_AIM OF THE EXERCISE:_ Lay out the items from the start of the records through the line containing "more-vertical-icon[interactable] [866,30,890,54]", both ends included, as a JSON list of strings with one string per line and blank lines omitted. Include nothing past that line.

--- Start DATASET ROWS ---

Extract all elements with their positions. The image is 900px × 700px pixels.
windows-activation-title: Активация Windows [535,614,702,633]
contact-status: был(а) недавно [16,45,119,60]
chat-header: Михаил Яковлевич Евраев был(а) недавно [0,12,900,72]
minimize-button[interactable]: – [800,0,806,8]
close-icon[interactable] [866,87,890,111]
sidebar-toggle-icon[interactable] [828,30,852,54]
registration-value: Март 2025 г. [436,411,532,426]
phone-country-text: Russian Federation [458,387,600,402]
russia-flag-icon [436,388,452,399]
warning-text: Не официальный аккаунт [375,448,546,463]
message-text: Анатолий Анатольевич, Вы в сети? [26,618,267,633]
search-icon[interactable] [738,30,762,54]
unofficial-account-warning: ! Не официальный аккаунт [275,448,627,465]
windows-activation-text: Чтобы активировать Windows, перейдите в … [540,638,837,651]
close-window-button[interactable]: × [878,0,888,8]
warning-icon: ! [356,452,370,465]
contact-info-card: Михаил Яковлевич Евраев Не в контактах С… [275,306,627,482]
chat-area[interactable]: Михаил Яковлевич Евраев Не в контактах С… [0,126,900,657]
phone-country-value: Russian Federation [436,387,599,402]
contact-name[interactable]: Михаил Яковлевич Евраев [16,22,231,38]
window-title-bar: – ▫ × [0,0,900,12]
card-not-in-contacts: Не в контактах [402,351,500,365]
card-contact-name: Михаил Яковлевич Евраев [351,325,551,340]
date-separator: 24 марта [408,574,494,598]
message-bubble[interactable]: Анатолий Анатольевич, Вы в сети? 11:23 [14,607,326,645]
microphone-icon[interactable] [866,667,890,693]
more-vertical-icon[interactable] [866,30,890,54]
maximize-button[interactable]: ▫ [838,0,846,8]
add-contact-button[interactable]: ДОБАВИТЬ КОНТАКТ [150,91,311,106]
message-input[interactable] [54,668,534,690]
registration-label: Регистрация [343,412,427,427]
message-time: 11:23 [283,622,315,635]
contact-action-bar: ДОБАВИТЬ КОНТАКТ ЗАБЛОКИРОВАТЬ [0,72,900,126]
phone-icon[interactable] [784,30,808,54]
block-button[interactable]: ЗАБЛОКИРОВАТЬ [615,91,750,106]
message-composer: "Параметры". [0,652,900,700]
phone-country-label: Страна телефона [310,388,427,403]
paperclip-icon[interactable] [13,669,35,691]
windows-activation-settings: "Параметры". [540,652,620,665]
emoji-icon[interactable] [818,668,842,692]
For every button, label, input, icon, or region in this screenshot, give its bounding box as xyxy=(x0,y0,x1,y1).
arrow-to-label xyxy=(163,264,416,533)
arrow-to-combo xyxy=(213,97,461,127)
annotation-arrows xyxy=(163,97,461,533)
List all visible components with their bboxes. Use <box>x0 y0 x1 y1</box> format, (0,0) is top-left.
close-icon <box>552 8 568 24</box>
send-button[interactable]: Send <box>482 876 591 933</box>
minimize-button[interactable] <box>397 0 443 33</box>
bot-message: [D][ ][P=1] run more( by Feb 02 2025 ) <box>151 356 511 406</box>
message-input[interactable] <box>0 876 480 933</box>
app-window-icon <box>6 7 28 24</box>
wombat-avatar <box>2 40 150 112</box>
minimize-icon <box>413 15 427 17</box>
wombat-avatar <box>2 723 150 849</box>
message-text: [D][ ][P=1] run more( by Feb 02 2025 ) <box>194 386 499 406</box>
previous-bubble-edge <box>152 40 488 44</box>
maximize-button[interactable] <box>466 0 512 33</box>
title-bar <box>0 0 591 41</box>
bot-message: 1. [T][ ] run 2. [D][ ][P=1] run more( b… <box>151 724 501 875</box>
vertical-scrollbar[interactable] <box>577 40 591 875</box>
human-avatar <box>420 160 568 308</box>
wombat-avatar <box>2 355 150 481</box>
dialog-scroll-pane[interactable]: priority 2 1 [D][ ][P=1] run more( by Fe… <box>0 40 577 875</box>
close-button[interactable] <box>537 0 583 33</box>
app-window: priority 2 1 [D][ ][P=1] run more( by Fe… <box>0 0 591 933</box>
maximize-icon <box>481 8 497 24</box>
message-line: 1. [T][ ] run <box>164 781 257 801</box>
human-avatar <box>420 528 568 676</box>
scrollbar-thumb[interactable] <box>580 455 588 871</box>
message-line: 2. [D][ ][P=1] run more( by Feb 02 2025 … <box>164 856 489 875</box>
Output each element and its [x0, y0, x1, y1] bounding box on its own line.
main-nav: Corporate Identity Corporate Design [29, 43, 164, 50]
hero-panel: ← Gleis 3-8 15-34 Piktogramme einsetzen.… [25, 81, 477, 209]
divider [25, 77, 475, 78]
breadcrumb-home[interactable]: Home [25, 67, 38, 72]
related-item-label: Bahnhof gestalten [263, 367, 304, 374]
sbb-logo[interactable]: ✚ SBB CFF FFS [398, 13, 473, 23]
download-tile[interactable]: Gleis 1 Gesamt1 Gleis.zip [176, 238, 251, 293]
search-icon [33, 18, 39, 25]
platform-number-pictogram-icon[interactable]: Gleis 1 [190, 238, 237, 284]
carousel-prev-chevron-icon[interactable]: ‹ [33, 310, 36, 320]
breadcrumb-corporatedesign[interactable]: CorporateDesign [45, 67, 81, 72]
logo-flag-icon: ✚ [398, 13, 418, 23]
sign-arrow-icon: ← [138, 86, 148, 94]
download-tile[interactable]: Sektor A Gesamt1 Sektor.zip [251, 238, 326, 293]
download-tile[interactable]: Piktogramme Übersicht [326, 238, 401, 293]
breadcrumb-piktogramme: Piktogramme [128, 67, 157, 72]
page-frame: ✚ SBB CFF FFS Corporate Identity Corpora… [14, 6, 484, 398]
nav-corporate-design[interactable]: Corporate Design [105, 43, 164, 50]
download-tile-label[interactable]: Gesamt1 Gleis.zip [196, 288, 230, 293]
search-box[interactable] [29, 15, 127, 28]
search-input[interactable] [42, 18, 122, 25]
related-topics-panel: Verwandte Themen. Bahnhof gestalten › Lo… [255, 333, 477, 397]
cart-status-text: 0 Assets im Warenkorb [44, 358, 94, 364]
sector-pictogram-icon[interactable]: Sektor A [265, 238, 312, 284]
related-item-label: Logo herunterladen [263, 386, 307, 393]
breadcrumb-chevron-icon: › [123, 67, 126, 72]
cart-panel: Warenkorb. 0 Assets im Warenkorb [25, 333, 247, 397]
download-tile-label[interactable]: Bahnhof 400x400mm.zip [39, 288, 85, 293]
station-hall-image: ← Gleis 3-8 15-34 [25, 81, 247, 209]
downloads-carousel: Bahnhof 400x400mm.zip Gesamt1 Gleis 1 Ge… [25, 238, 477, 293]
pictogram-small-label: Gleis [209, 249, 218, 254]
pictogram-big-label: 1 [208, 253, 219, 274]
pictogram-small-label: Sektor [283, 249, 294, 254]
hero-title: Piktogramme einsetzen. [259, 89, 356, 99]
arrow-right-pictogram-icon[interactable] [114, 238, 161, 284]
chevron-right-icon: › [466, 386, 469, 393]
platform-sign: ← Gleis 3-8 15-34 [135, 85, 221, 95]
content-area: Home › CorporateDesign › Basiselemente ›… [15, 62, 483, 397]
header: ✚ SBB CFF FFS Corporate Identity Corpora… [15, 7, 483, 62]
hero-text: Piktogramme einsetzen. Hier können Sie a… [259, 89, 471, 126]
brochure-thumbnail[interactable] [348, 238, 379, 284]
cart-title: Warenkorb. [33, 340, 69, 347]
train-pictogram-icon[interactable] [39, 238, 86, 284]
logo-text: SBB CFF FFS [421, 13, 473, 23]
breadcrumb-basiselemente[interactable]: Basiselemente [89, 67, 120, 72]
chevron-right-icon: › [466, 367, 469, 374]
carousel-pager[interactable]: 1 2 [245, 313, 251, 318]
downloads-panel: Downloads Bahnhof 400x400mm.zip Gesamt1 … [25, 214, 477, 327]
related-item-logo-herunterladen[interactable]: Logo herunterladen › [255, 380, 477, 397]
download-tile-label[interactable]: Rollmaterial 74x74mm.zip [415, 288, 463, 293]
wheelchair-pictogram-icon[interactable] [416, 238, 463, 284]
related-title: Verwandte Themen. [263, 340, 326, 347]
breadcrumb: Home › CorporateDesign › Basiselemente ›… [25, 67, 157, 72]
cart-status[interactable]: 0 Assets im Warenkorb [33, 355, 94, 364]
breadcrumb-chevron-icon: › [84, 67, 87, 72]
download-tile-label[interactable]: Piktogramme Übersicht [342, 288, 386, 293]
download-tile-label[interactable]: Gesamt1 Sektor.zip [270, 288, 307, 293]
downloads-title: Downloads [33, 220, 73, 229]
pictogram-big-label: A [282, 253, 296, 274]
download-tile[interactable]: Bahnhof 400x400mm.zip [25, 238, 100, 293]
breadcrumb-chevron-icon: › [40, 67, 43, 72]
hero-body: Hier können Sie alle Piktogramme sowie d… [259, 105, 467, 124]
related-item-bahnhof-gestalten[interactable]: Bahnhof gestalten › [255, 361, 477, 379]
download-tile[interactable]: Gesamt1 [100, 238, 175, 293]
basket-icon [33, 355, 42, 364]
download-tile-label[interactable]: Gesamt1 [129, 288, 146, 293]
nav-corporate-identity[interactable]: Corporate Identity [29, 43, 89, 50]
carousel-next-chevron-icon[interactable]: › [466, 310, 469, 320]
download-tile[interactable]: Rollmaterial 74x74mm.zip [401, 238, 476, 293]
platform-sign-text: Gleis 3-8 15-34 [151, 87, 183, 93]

--- End DATASET ROWS ---

_TASK SOLUTION:_
[
  "Extract all elements with their positions. The image is 900px × 700px pixels.",
  "windows-activation-title: Активация Windows [535,614,702,633]",
  "contact-status: был(а) недавно [16,45,119,60]",
  "chat-header: Михаил Яковлевич Евраев был(а) недавно [0,12,900,72]",
  "minimize-button[interactable]: – [800,0,806,8]",
  "close-icon[interactable] [866,87,890,111]",
  "sidebar-toggle-icon[interactable] [828,30,852,54]",
  "registration-value: Март 2025 г. [436,411,532,426]",
  "phone-country-text: Russian Federation [458,387,600,402]",
  "russia-flag-icon [436,388,452,399]",
  "warning-text: Не официальный аккаунт [375,448,546,463]",
  "message-text: Анатолий Анатольевич, Вы в сети? [26,618,267,633]",
  "search-icon[interactable] [738,30,762,54]",
  "unofficial-account-warning: ! Не официальный аккаунт [275,448,627,465]",
  "windows-activation-text: Чтобы активировать Windows, перейдите в … [540,638,837,651]",
  "close-window-button[interactable]: × [878,0,888,8]",
  "warning-icon: ! [356,452,370,465]",
  "contact-info-card: Михаил Яковлевич Евраев Не в контактах С… [275,306,627,482]",
  "chat-area[interactable]: Михаил Яковлевич Евраев Не в контактах С… [0,126,900,657]",
  "phone-country-value: Russian Federation [436,387,599,402]",
  "contact-name[interactable]: Михаил Яковлевич Евраев [16,22,231,38]",
  "window-title-bar: – ▫ × [0,0,900,12]",
  "card-not-in-contacts: Не в контактах [402,351,500,365]",
  "card-contact-name: Михаил Яковлевич Евраев [351,325,551,340]",
  "date-separator: 24 марта [408,574,494,598]",
  "message-bubble[interactable]: Анатолий Анатольевич, Вы в сети? 11:23 [14,607,326,645]",
  "microphone-icon[interactable] [866,667,890,693]",
  "more-vertical-icon[interactable] [866,30,890,54]"
]